* **GIVEN INSTRUCTION**
Count how many lines below contain the word "Dług", then give that number alone.

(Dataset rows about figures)
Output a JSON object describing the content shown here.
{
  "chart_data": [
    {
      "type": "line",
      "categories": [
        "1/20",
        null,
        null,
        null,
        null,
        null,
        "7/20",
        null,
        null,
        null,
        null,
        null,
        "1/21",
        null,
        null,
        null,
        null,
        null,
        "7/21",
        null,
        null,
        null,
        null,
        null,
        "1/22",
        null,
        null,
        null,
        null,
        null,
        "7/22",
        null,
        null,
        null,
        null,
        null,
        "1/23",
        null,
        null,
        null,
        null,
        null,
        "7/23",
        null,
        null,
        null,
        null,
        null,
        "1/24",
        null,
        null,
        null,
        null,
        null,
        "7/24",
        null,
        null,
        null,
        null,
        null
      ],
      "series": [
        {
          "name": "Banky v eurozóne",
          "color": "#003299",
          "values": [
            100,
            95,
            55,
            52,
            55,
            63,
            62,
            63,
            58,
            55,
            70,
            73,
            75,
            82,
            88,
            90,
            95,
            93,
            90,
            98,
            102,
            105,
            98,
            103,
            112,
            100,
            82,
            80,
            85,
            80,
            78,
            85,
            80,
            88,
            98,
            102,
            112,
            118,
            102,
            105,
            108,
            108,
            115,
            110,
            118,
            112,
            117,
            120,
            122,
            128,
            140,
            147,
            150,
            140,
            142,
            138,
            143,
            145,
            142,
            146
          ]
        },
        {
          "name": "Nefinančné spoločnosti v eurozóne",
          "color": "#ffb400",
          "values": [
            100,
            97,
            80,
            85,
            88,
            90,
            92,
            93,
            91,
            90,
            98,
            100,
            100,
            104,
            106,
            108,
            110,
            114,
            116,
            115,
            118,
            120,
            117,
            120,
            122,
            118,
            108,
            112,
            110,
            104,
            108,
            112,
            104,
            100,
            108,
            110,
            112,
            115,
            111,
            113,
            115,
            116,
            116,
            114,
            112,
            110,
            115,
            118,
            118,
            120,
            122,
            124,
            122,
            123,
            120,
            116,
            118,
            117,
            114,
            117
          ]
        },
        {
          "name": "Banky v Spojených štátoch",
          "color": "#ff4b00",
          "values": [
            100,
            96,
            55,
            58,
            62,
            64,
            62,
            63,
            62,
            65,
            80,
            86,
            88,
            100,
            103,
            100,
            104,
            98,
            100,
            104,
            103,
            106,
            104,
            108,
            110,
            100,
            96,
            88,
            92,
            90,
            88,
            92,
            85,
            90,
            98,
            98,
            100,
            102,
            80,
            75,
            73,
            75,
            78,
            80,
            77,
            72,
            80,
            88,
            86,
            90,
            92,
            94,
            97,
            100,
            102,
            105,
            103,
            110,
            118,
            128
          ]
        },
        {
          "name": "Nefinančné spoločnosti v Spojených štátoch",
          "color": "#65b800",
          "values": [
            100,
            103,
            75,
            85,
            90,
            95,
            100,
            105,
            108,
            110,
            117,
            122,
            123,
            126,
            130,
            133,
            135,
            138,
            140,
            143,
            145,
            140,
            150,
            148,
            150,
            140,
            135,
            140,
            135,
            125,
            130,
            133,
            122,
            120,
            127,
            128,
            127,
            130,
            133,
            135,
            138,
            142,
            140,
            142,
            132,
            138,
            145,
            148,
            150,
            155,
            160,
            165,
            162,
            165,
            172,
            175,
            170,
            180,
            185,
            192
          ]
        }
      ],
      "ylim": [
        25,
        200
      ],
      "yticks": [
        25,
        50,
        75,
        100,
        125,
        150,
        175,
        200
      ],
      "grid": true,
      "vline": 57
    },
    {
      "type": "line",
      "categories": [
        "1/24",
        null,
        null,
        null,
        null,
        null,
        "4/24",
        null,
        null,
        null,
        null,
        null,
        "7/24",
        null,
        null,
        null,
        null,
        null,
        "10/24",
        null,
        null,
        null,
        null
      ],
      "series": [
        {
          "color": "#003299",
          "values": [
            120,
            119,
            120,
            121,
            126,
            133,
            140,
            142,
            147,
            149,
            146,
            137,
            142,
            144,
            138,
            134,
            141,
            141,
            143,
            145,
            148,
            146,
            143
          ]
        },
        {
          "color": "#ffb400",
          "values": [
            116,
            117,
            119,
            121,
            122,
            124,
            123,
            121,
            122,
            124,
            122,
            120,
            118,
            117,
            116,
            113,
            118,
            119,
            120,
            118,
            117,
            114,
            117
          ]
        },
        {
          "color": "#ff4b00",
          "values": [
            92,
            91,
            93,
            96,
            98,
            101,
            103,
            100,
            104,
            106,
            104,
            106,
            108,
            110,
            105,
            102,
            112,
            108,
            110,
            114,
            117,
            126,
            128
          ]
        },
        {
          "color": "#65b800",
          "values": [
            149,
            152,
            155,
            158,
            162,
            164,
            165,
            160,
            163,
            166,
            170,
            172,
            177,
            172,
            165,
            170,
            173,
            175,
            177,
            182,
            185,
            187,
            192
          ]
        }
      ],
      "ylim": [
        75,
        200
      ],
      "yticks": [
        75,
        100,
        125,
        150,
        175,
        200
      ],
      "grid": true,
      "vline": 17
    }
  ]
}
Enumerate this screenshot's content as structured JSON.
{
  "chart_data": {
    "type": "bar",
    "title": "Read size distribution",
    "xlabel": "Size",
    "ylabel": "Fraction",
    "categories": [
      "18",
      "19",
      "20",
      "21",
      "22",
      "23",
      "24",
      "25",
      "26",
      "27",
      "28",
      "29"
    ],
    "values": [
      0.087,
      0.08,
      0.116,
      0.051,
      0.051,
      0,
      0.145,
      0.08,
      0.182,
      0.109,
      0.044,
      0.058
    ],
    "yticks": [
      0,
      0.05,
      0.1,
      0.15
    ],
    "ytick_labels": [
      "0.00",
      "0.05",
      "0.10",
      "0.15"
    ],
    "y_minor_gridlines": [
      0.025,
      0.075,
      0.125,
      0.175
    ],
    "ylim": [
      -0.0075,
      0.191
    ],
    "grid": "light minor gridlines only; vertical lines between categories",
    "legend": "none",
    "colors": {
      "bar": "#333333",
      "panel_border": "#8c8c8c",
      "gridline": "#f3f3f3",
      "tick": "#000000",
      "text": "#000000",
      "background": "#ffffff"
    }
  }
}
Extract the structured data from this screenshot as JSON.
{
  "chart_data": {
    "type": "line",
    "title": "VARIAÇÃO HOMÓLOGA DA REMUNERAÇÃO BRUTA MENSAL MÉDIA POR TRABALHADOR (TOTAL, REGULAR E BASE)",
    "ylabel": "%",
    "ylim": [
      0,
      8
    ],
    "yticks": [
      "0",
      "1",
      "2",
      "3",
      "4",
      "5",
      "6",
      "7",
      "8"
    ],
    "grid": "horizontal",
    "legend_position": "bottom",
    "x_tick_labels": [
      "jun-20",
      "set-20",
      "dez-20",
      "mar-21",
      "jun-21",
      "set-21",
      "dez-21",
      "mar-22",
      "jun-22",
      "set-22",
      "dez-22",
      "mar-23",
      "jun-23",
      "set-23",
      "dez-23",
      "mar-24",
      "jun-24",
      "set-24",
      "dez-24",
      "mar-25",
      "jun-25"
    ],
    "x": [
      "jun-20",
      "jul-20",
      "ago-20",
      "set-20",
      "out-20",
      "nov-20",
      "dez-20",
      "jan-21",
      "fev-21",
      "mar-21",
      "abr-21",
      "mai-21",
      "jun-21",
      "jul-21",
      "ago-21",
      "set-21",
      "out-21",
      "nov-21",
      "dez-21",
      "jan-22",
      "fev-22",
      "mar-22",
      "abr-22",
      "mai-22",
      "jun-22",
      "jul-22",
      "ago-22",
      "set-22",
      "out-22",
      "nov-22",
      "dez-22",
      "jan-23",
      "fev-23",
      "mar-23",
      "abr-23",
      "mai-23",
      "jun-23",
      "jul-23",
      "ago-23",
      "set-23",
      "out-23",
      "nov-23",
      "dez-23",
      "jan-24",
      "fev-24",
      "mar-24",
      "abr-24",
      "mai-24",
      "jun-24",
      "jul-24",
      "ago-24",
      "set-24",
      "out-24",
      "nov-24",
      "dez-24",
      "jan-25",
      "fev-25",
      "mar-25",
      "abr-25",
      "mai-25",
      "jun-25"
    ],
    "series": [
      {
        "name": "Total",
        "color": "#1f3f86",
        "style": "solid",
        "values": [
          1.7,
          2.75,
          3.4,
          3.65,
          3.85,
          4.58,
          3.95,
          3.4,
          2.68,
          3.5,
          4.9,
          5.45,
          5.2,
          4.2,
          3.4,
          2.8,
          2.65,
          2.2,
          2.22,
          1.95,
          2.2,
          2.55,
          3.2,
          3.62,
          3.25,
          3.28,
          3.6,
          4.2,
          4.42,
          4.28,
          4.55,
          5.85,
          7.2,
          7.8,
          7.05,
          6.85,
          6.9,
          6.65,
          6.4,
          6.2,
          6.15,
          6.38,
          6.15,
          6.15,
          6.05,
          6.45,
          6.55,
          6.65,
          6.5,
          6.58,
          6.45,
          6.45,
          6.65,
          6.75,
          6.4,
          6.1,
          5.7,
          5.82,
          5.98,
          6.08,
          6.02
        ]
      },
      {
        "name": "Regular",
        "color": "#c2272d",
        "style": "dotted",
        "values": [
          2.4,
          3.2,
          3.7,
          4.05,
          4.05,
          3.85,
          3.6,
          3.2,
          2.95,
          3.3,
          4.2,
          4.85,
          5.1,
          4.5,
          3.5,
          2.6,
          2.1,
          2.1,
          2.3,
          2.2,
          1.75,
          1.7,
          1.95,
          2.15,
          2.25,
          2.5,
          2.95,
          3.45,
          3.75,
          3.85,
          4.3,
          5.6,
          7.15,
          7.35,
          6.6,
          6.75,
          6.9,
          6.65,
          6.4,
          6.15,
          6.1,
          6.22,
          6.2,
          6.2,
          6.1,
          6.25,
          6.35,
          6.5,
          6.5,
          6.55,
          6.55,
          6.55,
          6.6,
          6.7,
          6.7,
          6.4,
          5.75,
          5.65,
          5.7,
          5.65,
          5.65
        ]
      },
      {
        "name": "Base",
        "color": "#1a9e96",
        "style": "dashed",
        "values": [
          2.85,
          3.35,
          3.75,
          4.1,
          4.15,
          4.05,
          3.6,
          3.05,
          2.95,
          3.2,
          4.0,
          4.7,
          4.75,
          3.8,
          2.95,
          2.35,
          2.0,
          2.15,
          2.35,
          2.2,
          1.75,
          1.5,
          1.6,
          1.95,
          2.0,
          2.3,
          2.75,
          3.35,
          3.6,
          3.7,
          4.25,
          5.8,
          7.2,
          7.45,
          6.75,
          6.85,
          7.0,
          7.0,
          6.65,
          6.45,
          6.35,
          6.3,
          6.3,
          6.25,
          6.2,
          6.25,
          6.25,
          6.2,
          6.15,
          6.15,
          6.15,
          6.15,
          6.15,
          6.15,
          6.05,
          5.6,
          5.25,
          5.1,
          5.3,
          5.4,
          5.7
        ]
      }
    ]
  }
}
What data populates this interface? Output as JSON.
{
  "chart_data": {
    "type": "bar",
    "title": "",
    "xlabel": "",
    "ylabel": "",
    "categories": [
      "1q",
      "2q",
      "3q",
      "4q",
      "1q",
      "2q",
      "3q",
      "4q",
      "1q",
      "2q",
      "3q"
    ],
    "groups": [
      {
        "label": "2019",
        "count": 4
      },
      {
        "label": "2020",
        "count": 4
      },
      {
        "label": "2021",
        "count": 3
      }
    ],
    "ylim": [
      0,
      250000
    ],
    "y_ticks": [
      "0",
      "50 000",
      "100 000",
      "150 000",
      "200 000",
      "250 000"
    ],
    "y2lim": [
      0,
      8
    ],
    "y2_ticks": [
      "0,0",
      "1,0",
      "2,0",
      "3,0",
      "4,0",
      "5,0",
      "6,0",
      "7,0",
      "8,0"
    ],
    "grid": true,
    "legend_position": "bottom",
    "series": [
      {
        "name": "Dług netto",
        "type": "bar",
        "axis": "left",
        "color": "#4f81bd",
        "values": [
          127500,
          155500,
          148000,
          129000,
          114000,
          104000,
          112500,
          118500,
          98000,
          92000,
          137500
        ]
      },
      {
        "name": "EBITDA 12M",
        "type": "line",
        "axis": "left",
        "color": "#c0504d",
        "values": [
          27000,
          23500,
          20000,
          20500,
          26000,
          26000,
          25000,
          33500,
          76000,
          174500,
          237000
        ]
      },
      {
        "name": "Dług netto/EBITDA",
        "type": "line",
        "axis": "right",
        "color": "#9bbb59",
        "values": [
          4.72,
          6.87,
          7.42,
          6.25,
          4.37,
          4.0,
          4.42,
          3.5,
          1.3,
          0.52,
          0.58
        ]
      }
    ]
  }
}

* **FINISHED ANSWER**
2